**Data entries**
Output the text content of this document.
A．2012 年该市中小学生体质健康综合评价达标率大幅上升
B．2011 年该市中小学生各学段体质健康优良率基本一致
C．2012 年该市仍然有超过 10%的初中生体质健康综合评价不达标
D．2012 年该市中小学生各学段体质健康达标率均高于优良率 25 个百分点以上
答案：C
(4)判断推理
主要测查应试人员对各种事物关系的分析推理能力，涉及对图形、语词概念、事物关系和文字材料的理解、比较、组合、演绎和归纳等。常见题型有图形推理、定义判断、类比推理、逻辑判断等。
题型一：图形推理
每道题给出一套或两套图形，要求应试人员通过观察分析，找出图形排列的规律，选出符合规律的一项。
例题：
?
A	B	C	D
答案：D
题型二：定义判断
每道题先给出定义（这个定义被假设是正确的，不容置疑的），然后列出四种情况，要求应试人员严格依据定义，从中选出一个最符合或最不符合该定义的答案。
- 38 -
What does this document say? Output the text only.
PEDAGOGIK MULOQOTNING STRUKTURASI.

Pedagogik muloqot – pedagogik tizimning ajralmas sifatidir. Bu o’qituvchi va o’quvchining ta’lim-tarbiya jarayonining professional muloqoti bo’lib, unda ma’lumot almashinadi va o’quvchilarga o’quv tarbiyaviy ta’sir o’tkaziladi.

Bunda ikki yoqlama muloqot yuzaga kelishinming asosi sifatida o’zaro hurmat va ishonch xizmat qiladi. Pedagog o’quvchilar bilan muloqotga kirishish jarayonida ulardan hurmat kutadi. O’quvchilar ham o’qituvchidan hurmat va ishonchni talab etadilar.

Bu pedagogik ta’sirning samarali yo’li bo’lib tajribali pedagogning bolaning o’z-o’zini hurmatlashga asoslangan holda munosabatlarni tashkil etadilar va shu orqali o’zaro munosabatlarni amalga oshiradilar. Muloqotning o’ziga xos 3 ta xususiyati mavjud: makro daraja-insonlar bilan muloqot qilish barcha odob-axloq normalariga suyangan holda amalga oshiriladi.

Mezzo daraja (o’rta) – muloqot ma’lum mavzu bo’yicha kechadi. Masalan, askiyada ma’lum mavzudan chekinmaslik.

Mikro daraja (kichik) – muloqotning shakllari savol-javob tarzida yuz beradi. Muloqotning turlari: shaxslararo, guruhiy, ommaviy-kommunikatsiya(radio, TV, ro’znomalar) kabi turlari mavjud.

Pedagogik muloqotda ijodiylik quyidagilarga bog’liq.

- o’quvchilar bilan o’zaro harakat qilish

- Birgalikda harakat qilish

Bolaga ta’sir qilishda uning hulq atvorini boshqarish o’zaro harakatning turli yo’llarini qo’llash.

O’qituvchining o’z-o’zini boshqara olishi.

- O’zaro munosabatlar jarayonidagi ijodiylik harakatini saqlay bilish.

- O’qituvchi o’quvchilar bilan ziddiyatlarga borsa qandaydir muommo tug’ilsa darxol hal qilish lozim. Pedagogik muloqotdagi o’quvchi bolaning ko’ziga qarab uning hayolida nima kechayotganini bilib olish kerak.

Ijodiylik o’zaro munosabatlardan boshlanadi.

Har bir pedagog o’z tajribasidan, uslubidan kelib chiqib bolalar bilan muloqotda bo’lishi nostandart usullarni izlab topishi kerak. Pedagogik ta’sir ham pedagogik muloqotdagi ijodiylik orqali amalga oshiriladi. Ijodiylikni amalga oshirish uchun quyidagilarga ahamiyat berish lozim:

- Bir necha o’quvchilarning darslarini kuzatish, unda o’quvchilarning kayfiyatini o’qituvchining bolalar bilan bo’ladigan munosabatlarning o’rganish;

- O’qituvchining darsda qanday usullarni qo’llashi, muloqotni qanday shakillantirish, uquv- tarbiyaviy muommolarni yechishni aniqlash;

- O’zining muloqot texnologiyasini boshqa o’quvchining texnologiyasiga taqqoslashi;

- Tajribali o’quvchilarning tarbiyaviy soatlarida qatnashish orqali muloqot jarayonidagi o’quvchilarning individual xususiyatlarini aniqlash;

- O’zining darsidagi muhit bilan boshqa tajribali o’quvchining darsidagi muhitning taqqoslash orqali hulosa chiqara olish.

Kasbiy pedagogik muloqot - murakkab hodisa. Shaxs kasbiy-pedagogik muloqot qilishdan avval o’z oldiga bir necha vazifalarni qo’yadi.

**The task**
Repeat each record in full; every line must match exactly.

**Answer for the task**
Output the text content of this document.
A．2012 年该市中小学生体质健康综合评价达标率大幅上升
B．2011 年该市中小学生各学段体质健康优良率基本一致
C．2012 年该市仍然有超过 10%的初中生体质健康综合评价不达标
D．2012 年该市中小学生各学段体质健康达标率均高于优良率 25 个百分点以上
答案：C
(4)判断推理
主要测查应试人员对各种事物关系的分析推理能力，涉及对图形、语词概念、事物关系和文字材料的理解、比较、组合、演绎和归纳等。常见题型有图形推理、定义判断、类比推理、逻辑判断等。
题型一：图形推理
每道题给出一套或两套图形，要求应试人员通过观察分析，找出图形排列的规律，选出符合规律的一项。
例题：
?
A	B	C	D
答案：D
题型二：定义判断
每道题先给出定义（这个定义被假设是正确的，不容置疑的），然后列出四种情况，要求应试人员严格依据定义，从中选出一个最符合或最不符合该定义的答案。
- 38 -
What does this document say? Output the text only.
PEDAGOGIK MULOQOTNING STRUKTURASI.

Pedagogik muloqot – pedagogik tizimning ajralmas sifatidir. Bu o’qituvchi va o’quvchining ta’lim-tarbiya jarayonining professional muloqoti bo’lib, unda ma’lumot almashinadi va o’quvchilarga o’quv tarbiyaviy ta’sir o’tkaziladi.

Bunda ikki yoqlama muloqot yuzaga kelishinming asosi sifatida o’zaro hurmat va ishonch xizmat qiladi. Pedagog o’quvchilar bilan muloqotga kirishish jarayonida ulardan hurmat kutadi. O’quvchilar ham o’qituvchidan hurmat va ishonchni talab etadilar.

Bu pedagogik ta’sirning samarali yo’li bo’lib tajribali pedagogning bolaning o’z-o’zini hurmatlashga asoslangan holda munosabatlarni tashkil etadilar va shu orqali o’zaro munosabatlarni amalga oshiradilar. Muloqotning o’ziga xos 3 ta xususiyati mavjud: makro daraja-insonlar bilan muloqot qilish barcha odob-axloq normalariga suyangan holda amalga oshiriladi.

Mezzo daraja (o’rta) – muloqot ma’lum mavzu bo’yicha kechadi. Masalan, askiyada ma’lum mavzudan chekinmaslik.

Mikro daraja (kichik) – muloqotning shakllari savol-javob tarzida yuz beradi. Muloqotning turlari: shaxslararo, guruhiy, ommaviy-kommunikatsiya(radio, TV, ro’znomalar) kabi turlari mavjud.

Pedagogik muloqotda ijodiylik quyidagilarga bog’liq.

- o’quvchilar bilan o’zaro harakat qilish

- Birgalikda harakat qilish

Bolaga ta’sir qilishda uning hulq atvorini boshqarish o’zaro harakatning turli yo’llarini qo’llash.

O’qituvchining o’z-o’zini boshqara olishi.

- O’zaro munosabatlar jarayonidagi ijodiylik harakatini saqlay bilish.

- O’qituvchi o’quvchilar bilan ziddiyatlarga borsa qandaydir muommo tug’ilsa darxol hal qilish lozim. Pedagogik muloqotdagi o’quvchi bolaning ko’ziga qarab uning hayolida nima kechayotganini bilib olish kerak.

Ijodiylik o’zaro munosabatlardan boshlanadi.

Har bir pedagog o’z tajribasidan, uslubidan kelib chiqib bolalar bilan muloqotda bo’lishi nostandart usullarni izlab topishi kerak. Pedagogik ta’sir ham pedagogik muloqotdagi ijodiylik orqali amalga oshiriladi. Ijodiylikni amalga oshirish uchun quyidagilarga ahamiyat berish lozim:

- Bir necha o’quvchilarning darslarini kuzatish, unda o’quvchilarning kayfiyatini o’qituvchining bolalar bilan bo’ladigan munosabatlarning o’rganish;

- O’qituvchining darsda qanday usullarni qo’llashi, muloqotni qanday shakillantirish, uquv- tarbiyaviy muommolarni yechishni aniqlash;

- O’zining muloqot texnologiyasini boshqa o’quvchining texnologiyasiga taqqoslashi;

- Tajribali o’quvchilarning tarbiyaviy soatlarida qatnashish orqali muloqot jarayonidagi o’quvchilarning individual xususiyatlarini aniqlash;

- O’zining darsidagi muhit bilan boshqa tajribali o’quvchining darsidagi muhitning taqqoslash orqali hulosa chiqara olish.

Kasbiy pedagogik muloqot - murakkab hodisa. Shaxs kasbiy-pedagogik muloqot qilishdan avval o’z oldiga bir necha vazifalarni qo’yadi.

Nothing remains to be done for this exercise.